**Task to carry out**
All of the records below need to be copied exactly.

(Data entries for graphics)
┌──

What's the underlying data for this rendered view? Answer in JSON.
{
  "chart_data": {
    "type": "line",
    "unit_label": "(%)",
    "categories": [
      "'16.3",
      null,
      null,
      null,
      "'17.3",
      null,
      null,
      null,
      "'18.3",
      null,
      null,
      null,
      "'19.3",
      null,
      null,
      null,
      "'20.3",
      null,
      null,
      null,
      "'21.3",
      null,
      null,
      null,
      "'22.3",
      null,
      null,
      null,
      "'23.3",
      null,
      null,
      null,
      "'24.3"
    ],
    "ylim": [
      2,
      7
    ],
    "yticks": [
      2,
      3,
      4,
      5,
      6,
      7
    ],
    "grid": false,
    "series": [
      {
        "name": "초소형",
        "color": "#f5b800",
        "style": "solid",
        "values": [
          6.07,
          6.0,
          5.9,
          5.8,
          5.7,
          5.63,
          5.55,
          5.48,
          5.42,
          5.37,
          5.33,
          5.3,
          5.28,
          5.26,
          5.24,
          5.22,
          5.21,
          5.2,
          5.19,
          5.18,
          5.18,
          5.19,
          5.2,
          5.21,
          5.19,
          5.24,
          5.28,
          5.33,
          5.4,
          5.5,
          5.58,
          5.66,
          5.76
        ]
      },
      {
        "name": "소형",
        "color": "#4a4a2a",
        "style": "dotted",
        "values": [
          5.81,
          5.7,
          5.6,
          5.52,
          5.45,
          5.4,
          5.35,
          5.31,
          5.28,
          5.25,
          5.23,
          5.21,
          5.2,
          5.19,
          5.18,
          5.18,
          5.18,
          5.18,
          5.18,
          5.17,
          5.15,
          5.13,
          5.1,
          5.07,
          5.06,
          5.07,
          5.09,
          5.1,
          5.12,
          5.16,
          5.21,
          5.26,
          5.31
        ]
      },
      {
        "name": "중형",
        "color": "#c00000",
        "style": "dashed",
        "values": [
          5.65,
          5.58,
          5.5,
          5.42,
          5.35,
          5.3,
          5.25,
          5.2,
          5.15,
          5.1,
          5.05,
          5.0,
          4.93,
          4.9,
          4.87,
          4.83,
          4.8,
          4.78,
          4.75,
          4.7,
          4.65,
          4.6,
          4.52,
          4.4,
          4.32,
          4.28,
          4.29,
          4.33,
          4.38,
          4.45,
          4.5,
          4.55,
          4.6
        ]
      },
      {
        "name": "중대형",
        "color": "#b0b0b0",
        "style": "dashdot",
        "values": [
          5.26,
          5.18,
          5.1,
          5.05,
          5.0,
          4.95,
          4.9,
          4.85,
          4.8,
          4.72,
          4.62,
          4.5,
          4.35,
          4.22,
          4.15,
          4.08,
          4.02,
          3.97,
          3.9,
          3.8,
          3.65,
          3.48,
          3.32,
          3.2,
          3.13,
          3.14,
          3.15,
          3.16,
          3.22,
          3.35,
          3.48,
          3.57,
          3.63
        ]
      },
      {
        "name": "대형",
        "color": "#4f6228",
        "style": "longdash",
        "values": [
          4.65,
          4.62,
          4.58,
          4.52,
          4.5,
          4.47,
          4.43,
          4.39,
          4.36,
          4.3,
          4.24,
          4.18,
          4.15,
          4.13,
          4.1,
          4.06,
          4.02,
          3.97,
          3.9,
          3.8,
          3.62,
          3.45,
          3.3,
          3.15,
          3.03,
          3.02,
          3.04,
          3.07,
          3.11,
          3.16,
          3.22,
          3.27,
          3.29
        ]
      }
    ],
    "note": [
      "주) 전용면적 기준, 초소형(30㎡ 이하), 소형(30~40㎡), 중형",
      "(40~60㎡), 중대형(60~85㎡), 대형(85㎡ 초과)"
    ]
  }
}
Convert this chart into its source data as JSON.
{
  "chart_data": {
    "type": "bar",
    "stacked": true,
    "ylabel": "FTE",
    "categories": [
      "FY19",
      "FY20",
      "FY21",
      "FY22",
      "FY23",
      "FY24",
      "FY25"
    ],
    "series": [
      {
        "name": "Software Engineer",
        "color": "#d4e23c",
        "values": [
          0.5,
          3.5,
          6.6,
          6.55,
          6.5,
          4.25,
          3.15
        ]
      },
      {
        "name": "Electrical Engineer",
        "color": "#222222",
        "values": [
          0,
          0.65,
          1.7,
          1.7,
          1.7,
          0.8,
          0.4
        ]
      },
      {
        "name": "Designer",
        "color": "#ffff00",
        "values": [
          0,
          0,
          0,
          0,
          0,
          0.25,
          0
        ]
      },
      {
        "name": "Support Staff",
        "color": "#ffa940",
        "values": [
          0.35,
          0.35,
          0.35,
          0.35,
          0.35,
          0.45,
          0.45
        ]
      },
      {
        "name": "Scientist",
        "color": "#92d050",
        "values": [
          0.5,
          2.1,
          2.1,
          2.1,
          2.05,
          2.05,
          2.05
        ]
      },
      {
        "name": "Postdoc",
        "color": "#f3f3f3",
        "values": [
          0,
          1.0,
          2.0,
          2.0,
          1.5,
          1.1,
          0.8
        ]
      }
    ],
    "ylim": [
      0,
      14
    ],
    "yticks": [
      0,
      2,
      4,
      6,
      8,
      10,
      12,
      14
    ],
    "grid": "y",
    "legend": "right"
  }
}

└──

**Full solution**
What's the underlying data for this rendered view? Answer in JSON.
{
  "chart_data": {
    "type": "line",
    "unit_label": "(%)",
    "categories": [
      "'16.3",
      null,
      null,
      null,
      "'17.3",
      null,
      null,
      null,
      "'18.3",
      null,
      null,
      null,
      "'19.3",
      null,
      null,
      null,
      "'20.3",
      null,
      null,
      null,
      "'21.3",
      null,
      null,
      null,
      "'22.3",
      null,
      null,
      null,
      "'23.3",
      null,
      null,
      null,
      "'24.3"
    ],
    "ylim": [
      2,
      7
    ],
    "yticks": [
      2,
      3,
      4,
      5,
      6,
      7
    ],
    "grid": false,
    "series": [
      {
        "name": "초소형",
        "color": "#f5b800",
        "style": "solid",
        "values": [
          6.07,
          6.0,
          5.9,
          5.8,
          5.7,
          5.63,
          5.55,
          5.48,
          5.42,
          5.37,
          5.33,
          5.3,
          5.28,
          5.26,
          5.24,
          5.22,
          5.21,
          5.2,
          5.19,
          5.18,
          5.18,
          5.19,
          5.2,
          5.21,
          5.19,
          5.24,
          5.28,
          5.33,
          5.4,
          5.5,
          5.58,
          5.66,
          5.76
        ]
      },
      {
        "name": "소형",
        "color": "#4a4a2a",
        "style": "dotted",
        "values": [
          5.81,
          5.7,
          5.6,
          5.52,
          5.45,
          5.4,
          5.35,
          5.31,
          5.28,
          5.25,
          5.23,
          5.21,
          5.2,
          5.19,
          5.18,
          5.18,
          5.18,
          5.18,
          5.18,
          5.17,
          5.15,
          5.13,
          5.1,
          5.07,
          5.06,
          5.07,
          5.09,
          5.1,
          5.12,
          5.16,
          5.21,
          5.26,
          5.31
        ]
      },
      {
        "name": "중형",
        "color": "#c00000",
        "style": "dashed",
        "values": [
          5.65,
          5.58,
          5.5,
          5.42,
          5.35,
          5.3,
          5.25,
          5.2,
          5.15,
          5.1,
          5.05,
          5.0,
          4.93,
          4.9,
          4.87,
          4.83,
          4.8,
          4.78,
          4.75,
          4.7,
          4.65,
          4.6,
          4.52,
          4.4,
          4.32,
          4.28,
          4.29,
          4.33,
          4.38,
          4.45,
          4.5,
          4.55,
          4.6
        ]
      },
      {
        "name": "중대형",
        "color": "#b0b0b0",
        "style": "dashdot",
        "values": [
          5.26,
          5.18,
          5.1,
          5.05,
          5.0,
          4.95,
          4.9,
          4.85,
          4.8,
          4.72,
          4.62,
          4.5,
          4.35,
          4.22,
          4.15,
          4.08,
          4.02,
          3.97,
          3.9,
          3.8,
          3.65,
          3.48,
          3.32,
          3.2,
          3.13,
          3.14,
          3.15,
          3.16,
          3.22,
          3.35,
          3.48,
          3.57,
          3.63
        ]
      },
      {
        "name": "대형",
        "color": "#4f6228",
        "style": "longdash",
        "values": [
          4.65,
          4.62,
          4.58,
          4.52,
          4.5,
          4.47,
          4.43,
          4.39,
          4.36,
          4.3,
          4.24,
          4.18,
          4.15,
          4.13,
          4.1,
          4.06,
          4.02,
          3.97,
          3.9,
          3.8,
          3.62,
          3.45,
          3.3,
          3.15,
          3.03,
          3.02,
          3.04,
          3.07,
          3.11,
          3.16,
          3.22,
          3.27,
          3.29
        ]
      }
    ],
    "note": [
      "주) 전용면적 기준, 초소형(30㎡ 이하), 소형(30~40㎡), 중형",
      "(40~60㎡), 중대형(60~85㎡), 대형(85㎡ 초과)"
    ]
  }
}
Convert this chart into its source data as JSON.
{
  "chart_data": {
    "type": "bar",
    "stacked": true,
    "ylabel": "FTE",
    "categories": [
      "FY19",
      "FY20",
      "FY21",
      "FY22",
      "FY23",
      "FY24",
      "FY25"
    ],
    "series": [
      {
        "name": "Software Engineer",
        "color": "#d4e23c",
        "values": [
          0.5,
          3.5,
          6.6,
          6.55,
          6.5,
          4.25,
          3.15
        ]
      },
      {
        "name": "Electrical Engineer",
        "color": "#222222",
        "values": [
          0,
          0.65,
          1.7,
          1.7,
          1.7,
          0.8,
          0.4
        ]
      },
      {
        "name": "Designer",
        "color": "#ffff00",
        "values": [
          0,
          0,
          0,
          0,
          0,
          0.25,
          0
        ]
      },
      {
        "name": "Support Staff",
        "color": "#ffa940",
        "values": [
          0.35,
          0.35,
          0.35,
          0.35,
          0.35,
          0.45,
          0.45
        ]
      },
      {
        "name": "Scientist",
        "color": "#92d050",
        "values": [
          0.5,
          2.1,
          2.1,
          2.1,
          2.05,
          2.05,
          2.05
        ]
      },
      {
        "name": "Postdoc",
        "color": "#f3f3f3",
        "values": [
          0,
          1.0,
          2.0,
          2.0,
          1.5,
          1.1,
          0.8
        ]
      }
    ],
    "ylim": [
      0,
      14
    ],
    "yticks": [
      0,
      2,
      4,
      6,
      8,
      10,
      12,
      14
    ],
    "grid": "y",
    "legend": "right"
  }
}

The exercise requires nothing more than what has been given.